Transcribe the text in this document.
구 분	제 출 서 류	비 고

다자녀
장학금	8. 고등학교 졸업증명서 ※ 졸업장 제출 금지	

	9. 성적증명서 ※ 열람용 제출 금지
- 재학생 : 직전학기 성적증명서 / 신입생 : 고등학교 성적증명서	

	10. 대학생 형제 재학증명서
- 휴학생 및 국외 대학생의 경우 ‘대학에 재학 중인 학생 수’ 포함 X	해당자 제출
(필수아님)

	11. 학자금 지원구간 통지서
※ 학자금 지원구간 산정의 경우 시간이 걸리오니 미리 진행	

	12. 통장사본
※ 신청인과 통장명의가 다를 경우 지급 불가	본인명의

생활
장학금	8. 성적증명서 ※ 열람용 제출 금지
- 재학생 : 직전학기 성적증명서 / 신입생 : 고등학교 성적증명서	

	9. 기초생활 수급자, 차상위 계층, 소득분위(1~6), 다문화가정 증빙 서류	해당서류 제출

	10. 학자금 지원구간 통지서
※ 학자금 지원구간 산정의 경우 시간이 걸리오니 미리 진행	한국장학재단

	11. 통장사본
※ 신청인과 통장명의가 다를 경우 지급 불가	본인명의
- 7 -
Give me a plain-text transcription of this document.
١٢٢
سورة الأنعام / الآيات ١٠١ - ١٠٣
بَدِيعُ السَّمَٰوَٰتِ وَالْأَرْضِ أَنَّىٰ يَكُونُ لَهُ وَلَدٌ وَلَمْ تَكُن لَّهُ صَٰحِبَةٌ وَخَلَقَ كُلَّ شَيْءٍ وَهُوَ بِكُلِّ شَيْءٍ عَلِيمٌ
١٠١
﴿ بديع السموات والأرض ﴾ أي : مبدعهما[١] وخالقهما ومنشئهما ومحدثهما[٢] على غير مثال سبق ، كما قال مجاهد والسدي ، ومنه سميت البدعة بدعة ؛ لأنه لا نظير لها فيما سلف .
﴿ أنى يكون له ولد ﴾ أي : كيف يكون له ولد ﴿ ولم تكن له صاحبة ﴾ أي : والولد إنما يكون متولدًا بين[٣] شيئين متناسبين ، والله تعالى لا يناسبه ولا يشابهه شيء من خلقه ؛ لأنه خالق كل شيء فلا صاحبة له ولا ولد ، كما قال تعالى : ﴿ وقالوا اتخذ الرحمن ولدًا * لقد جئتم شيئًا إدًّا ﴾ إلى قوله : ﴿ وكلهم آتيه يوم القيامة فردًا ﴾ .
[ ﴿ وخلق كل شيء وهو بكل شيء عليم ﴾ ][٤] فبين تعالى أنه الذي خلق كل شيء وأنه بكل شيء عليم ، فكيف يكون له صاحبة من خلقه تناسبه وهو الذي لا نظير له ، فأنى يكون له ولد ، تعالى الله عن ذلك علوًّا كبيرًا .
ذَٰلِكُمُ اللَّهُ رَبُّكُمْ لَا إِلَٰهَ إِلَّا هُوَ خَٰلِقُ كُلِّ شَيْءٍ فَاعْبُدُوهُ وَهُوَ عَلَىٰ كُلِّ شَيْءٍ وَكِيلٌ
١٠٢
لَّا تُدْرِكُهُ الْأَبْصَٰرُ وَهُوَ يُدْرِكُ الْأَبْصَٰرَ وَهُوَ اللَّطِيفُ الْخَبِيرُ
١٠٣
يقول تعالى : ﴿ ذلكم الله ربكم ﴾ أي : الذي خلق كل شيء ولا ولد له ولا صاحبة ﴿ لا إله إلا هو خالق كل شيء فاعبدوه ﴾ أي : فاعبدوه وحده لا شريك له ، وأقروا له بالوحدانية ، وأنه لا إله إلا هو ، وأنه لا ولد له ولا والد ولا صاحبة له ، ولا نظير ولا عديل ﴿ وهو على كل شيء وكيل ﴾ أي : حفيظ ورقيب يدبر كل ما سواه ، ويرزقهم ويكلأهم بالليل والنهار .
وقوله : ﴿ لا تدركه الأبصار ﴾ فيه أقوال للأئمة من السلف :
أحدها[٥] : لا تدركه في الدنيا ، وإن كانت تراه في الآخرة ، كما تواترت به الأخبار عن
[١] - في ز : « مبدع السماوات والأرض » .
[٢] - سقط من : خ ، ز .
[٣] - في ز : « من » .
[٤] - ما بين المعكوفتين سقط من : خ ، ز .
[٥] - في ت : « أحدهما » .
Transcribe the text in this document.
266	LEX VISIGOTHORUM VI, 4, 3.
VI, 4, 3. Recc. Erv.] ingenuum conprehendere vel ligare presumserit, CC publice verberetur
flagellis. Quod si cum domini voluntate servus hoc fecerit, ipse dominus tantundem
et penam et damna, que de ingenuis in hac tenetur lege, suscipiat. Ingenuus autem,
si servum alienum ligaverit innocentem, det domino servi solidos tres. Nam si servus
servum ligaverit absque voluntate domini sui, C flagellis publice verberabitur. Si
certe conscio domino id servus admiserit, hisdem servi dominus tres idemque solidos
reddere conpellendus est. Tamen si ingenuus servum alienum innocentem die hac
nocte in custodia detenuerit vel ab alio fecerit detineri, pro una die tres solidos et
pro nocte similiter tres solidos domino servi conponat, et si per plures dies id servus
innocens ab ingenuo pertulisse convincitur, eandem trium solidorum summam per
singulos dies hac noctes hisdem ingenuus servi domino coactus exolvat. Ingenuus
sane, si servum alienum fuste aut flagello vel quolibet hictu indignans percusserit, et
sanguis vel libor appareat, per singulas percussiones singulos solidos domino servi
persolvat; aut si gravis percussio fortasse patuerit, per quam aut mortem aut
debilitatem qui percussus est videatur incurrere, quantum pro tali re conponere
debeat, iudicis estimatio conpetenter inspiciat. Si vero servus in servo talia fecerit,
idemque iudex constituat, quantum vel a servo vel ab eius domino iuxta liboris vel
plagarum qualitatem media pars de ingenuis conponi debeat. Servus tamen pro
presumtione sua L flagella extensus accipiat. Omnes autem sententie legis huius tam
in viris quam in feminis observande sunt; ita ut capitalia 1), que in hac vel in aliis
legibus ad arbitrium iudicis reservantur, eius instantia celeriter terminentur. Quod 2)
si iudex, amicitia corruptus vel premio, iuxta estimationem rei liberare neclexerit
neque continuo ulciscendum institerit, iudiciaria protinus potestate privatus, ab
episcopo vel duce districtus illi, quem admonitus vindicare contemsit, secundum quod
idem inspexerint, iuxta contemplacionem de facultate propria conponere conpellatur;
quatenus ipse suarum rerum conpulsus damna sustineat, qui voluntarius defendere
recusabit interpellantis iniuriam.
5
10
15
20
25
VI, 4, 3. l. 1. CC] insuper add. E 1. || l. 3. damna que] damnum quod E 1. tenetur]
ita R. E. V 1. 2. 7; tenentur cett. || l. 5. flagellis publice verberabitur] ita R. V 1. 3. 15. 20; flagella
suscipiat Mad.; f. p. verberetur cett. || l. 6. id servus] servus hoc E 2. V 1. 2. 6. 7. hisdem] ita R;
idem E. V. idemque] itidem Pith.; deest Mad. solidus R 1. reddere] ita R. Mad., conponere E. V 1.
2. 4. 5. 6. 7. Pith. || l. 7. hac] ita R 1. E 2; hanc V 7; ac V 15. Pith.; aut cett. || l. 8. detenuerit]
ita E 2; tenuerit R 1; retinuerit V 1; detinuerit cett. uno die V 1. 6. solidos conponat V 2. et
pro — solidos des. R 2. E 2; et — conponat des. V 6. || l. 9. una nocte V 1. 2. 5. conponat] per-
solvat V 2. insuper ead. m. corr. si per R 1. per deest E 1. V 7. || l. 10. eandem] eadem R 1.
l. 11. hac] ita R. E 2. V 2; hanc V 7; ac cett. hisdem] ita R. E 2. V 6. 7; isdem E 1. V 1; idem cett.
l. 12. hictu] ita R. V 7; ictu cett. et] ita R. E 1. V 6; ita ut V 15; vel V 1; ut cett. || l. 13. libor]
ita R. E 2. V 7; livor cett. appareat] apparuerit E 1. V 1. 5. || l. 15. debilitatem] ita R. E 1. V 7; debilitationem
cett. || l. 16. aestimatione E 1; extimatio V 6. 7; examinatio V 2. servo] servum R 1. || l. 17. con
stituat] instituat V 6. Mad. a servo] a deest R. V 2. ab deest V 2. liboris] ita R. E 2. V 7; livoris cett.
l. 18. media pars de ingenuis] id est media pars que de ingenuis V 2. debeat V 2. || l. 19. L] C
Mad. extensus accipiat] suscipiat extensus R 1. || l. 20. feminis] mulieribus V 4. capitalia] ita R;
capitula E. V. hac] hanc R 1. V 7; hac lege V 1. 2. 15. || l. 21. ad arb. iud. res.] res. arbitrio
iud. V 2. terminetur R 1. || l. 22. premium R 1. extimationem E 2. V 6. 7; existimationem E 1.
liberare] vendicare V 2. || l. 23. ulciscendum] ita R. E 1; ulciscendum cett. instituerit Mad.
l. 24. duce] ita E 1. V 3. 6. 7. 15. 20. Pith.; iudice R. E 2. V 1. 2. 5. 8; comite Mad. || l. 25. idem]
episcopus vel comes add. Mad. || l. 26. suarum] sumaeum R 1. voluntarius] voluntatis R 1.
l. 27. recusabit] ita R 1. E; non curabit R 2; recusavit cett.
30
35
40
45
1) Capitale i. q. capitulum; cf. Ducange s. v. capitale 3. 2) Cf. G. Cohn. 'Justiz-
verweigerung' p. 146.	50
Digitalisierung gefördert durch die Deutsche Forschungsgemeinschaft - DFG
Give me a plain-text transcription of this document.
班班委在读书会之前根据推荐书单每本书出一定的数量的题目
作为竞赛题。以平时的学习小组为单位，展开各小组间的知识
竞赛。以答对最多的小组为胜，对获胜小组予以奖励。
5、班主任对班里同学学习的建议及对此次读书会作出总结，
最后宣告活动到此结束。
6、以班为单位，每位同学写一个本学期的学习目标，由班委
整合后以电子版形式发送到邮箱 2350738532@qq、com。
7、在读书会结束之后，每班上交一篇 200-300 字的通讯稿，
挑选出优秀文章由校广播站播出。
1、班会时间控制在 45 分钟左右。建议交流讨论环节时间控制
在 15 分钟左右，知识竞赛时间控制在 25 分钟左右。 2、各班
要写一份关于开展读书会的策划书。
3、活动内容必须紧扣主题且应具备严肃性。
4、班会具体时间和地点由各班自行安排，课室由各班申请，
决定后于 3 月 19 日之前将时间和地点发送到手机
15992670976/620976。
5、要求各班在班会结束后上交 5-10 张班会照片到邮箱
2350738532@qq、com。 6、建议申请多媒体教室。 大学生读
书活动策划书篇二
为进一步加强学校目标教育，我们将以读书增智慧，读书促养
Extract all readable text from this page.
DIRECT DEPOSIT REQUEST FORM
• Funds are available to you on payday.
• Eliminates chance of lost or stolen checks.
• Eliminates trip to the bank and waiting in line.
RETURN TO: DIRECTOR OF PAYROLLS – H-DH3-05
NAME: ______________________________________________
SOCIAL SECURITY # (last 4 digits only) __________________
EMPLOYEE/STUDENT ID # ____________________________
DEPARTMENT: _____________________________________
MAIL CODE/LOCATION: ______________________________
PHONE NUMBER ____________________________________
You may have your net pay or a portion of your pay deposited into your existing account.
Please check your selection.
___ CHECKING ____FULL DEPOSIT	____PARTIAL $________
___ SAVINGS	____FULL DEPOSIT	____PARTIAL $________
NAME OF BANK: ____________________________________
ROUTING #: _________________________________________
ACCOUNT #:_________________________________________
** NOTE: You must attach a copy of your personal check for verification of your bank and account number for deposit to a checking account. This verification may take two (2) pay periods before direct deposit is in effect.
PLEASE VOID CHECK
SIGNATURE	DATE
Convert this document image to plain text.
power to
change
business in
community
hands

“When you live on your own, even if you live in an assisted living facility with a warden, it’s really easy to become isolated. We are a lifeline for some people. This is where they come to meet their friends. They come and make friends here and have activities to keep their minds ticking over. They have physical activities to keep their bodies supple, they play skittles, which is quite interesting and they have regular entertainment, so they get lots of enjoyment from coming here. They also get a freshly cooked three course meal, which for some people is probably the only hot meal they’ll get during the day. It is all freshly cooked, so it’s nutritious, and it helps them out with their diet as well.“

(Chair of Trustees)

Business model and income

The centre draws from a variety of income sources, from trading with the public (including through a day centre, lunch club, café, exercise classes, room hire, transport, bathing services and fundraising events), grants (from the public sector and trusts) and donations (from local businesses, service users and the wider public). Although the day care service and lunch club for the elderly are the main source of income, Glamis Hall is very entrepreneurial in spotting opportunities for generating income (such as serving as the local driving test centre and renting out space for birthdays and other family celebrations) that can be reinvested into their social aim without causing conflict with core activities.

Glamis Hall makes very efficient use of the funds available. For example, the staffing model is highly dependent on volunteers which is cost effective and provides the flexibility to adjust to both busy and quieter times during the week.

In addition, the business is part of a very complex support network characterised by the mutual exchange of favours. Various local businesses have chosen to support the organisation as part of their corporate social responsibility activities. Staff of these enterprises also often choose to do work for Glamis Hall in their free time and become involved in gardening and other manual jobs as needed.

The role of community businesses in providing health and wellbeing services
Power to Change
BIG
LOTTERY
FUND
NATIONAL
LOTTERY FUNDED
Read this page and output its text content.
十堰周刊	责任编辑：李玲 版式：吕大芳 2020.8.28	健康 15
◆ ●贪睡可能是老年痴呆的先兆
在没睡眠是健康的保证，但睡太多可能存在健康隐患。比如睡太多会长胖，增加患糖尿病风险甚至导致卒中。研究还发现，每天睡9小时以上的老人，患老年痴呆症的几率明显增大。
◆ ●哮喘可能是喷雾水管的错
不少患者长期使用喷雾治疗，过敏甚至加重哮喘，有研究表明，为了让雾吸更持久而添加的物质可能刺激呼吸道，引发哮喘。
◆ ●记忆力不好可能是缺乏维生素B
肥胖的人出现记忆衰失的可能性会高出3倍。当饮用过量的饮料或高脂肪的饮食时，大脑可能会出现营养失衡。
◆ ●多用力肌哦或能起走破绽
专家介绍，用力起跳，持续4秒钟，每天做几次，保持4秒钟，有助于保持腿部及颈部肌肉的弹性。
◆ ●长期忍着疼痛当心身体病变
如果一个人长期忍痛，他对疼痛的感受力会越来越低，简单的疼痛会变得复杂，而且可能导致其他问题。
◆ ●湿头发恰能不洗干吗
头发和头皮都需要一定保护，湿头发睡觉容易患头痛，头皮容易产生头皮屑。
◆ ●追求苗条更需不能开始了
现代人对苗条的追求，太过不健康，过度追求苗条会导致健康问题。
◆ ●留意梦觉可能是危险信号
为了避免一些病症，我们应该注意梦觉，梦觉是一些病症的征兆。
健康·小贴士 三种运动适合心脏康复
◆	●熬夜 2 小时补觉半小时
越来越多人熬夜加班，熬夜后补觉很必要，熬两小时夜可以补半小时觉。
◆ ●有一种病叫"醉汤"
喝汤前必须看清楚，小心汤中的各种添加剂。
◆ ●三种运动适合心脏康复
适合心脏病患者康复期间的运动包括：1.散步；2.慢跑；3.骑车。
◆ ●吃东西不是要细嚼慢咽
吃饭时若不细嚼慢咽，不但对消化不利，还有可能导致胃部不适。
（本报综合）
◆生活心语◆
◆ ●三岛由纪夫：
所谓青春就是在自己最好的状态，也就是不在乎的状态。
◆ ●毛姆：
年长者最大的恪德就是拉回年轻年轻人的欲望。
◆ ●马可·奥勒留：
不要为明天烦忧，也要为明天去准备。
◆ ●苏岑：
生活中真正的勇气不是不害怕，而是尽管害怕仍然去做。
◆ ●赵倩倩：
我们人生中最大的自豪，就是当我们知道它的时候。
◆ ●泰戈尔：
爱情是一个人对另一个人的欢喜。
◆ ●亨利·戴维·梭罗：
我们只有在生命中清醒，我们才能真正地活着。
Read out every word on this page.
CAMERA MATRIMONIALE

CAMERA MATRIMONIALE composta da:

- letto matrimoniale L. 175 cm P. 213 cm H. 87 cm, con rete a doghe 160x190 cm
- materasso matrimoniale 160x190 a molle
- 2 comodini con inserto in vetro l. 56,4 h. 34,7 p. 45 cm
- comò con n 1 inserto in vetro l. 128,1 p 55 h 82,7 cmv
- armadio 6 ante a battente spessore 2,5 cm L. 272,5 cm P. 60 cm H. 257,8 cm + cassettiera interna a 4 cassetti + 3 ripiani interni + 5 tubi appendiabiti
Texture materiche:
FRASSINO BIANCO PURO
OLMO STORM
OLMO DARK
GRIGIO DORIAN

> WRITTEN REQUEST
Starting from the line containing "Read out every word on this page.", repeat each line through the end of the entries, exactly.

> SOLUTION TO THIS PROBLEM
Read out every word on this page.
CAMERA MATRIMONIALE

CAMERA MATRIMONIALE composta da:

- letto matrimoniale L. 175 cm P. 213 cm H. 87 cm, con rete a doghe 160x190 cm
- materasso matrimoniale 160x190 a molle
- 2 comodini con inserto in vetro l. 56,4 h. 34,7 p. 45 cm
- comò con n 1 inserto in vetro l. 128,1 p 55 h 82,7 cmv
- armadio 6 ante a battente spessore 2,5 cm L. 272,5 cm P. 60 cm H. 257,8 cm + cassettiera interna a 4 cassetti + 3 ripiani interni + 5 tubi appendiabiti
Texture materiche:
FRASSINO BIANCO PURO
OLMO STORM
OLMO DARK
GRIGIO DORIAN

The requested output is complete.